Please print the data unchanged, starting with the line that contains "undo-icon[interactable] <box>92 46" and going on through the line that contains "close-button[interactable]: × <box>886".

-------- RECORDS FOR THE EXERCISE

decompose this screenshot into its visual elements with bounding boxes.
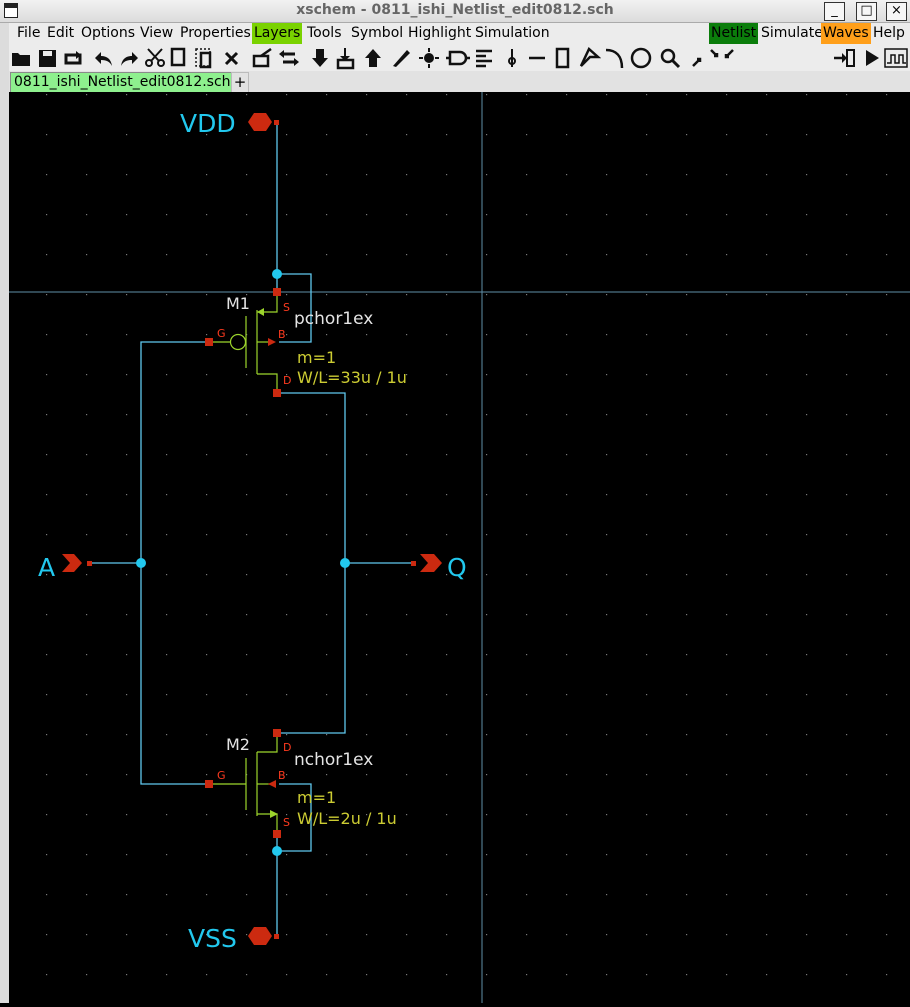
undo-icon[interactable] <box>92 46 116 70</box>
m1-model-label: pchor1ex <box>294 309 373 329</box>
junction <box>340 558 350 568</box>
menu-properties[interactable]: Properties <box>178 23 253 44</box>
netlist-push-icon[interactable] <box>832 46 856 70</box>
m2-pin-g: G <box>217 769 226 782</box>
arc-icon[interactable] <box>604 46 628 70</box>
close-button[interactable]: × <box>886 2 907 21</box>
menu-options[interactable]: Options <box>79 23 137 44</box>
make-symbol-icon[interactable] <box>334 46 358 70</box>
m2-pin-b: B <box>278 769 286 782</box>
pencil-icon[interactable] <box>389 46 413 70</box>
reload-icon[interactable] <box>62 46 86 70</box>
menu-view[interactable]: View <box>138 23 175 44</box>
run-icon[interactable] <box>860 46 884 70</box>
menu-tools[interactable]: Tools <box>305 23 344 44</box>
tab-bar: 0811_ishi_Netlist_edit0812.sch + <box>9 71 910 93</box>
menu-edit[interactable]: Edit <box>45 23 76 44</box>
m2-ref-label: M2 <box>226 735 250 754</box>
q-label: Q <box>447 553 467 582</box>
vdd-pin-port <box>274 120 279 125</box>
a-pin-port <box>87 561 92 566</box>
copy-icon[interactable] <box>168 46 192 70</box>
window-title: xschem - 0811_ishi_Netlist_edit0812.sch <box>296 2 614 18</box>
move-icon[interactable] <box>251 46 275 70</box>
swap-icon[interactable] <box>277 46 301 70</box>
highlight-icon[interactable] <box>417 46 441 70</box>
m1-mult-label: m=1 <box>297 348 336 367</box>
tab-active-schematic[interactable]: 0811_ishi_Netlist_edit0812.sch <box>10 72 235 93</box>
window-title-bar: xschem - 0811_ishi_Netlist_edit0812.sch … <box>0 0 910 23</box>
add-tab-button[interactable]: + <box>231 72 249 93</box>
probe-pin-icon[interactable] <box>500 46 524 70</box>
line-icon[interactable] <box>525 46 549 70</box>
m2-wl-label: W/L=2u / 1u <box>297 809 397 828</box>
cut-icon[interactable] <box>143 46 167 70</box>
canvas-grid <box>9 92 910 1003</box>
menu-netlist[interactable]: Netlist <box>709 23 759 44</box>
m2-pin-s: S <box>283 816 290 829</box>
redo-icon[interactable] <box>117 46 141 70</box>
menu-help[interactable]: Help <box>871 23 907 44</box>
vss-label: VSS <box>188 924 237 953</box>
q-pin-port <box>411 561 416 566</box>
m1-pin-s: S <box>283 301 290 314</box>
vss-pin-port <box>274 934 279 939</box>
pop-up-icon[interactable] <box>361 46 385 70</box>
minimize-button[interactable]: _ <box>824 2 845 21</box>
m1-wl-label: W/L=33u / 1u <box>297 368 407 387</box>
menu-file[interactable]: File <box>15 23 42 44</box>
menu-waves[interactable]: Waves <box>821 23 871 44</box>
rectangle-icon[interactable] <box>551 46 575 70</box>
schematic-canvas[interactable]: VDD VSS A Q M1 pchor1ex m=1 W/L=33u / 1u… <box>9 92 910 1003</box>
maximize-button[interactable]: □ <box>856 2 877 21</box>
waveform-icon[interactable] <box>884 46 908 70</box>
save-icon[interactable] <box>36 46 60 70</box>
push-down-icon[interactable] <box>308 46 332 70</box>
menu-layers[interactable]: Layers <box>252 23 303 44</box>
open-icon[interactable] <box>10 46 34 70</box>
insert-symbol-icon[interactable] <box>446 46 470 70</box>
align-icon[interactable] <box>472 46 496 70</box>
circle-icon[interactable] <box>629 46 653 70</box>
m1-pin-g: G <box>217 327 226 340</box>
m2-pin-d: D <box>283 741 291 754</box>
menu-bar: File Edit Options View Properties Layers… <box>9 23 910 44</box>
vdd-label: VDD <box>180 109 236 138</box>
m2-mult-label: m=1 <box>297 788 336 807</box>
m2-model-label: nchor1ex <box>294 750 373 770</box>
polygon-icon[interactable] <box>577 46 601 70</box>
menu-highlight[interactable]: Highlight <box>406 23 473 44</box>
m1-ref-label: M1 <box>226 294 250 313</box>
zoom-fit-icon[interactable] <box>689 46 734 70</box>
junction <box>136 558 146 568</box>
toolbar <box>9 44 910 71</box>
junction <box>272 269 282 279</box>
junction <box>272 846 282 856</box>
menu-simulate[interactable]: Simulate <box>759 23 825 44</box>
menu-simulation[interactable]: Simulation <box>473 23 552 44</box>
m1-pin-d: D <box>283 374 291 387</box>
delete-icon[interactable] <box>220 46 244 70</box>
paste-icon[interactable] <box>193 46 217 70</box>
menu-symbol[interactable]: Symbol <box>349 23 405 44</box>
zoom-icon[interactable] <box>658 46 682 70</box>
a-label: A <box>38 553 55 582</box>
left-window-edge <box>0 23 9 1003</box>
m1-pin-b: B <box>278 328 286 341</box>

----------------

_RESULT BELOW:_
undo-icon[interactable] <box>92 46 116 70</box>
m1-model-label: pchor1ex <box>294 309 373 329</box>
junction <box>340 558 350 568</box>
menu-properties[interactable]: Properties <box>178 23 253 44</box>
netlist-push-icon[interactable] <box>832 46 856 70</box>
m2-pin-g: G <box>217 769 226 782</box>
arc-icon[interactable] <box>604 46 628 70</box>
close-button[interactable]: × <box>886 2 907 21</box>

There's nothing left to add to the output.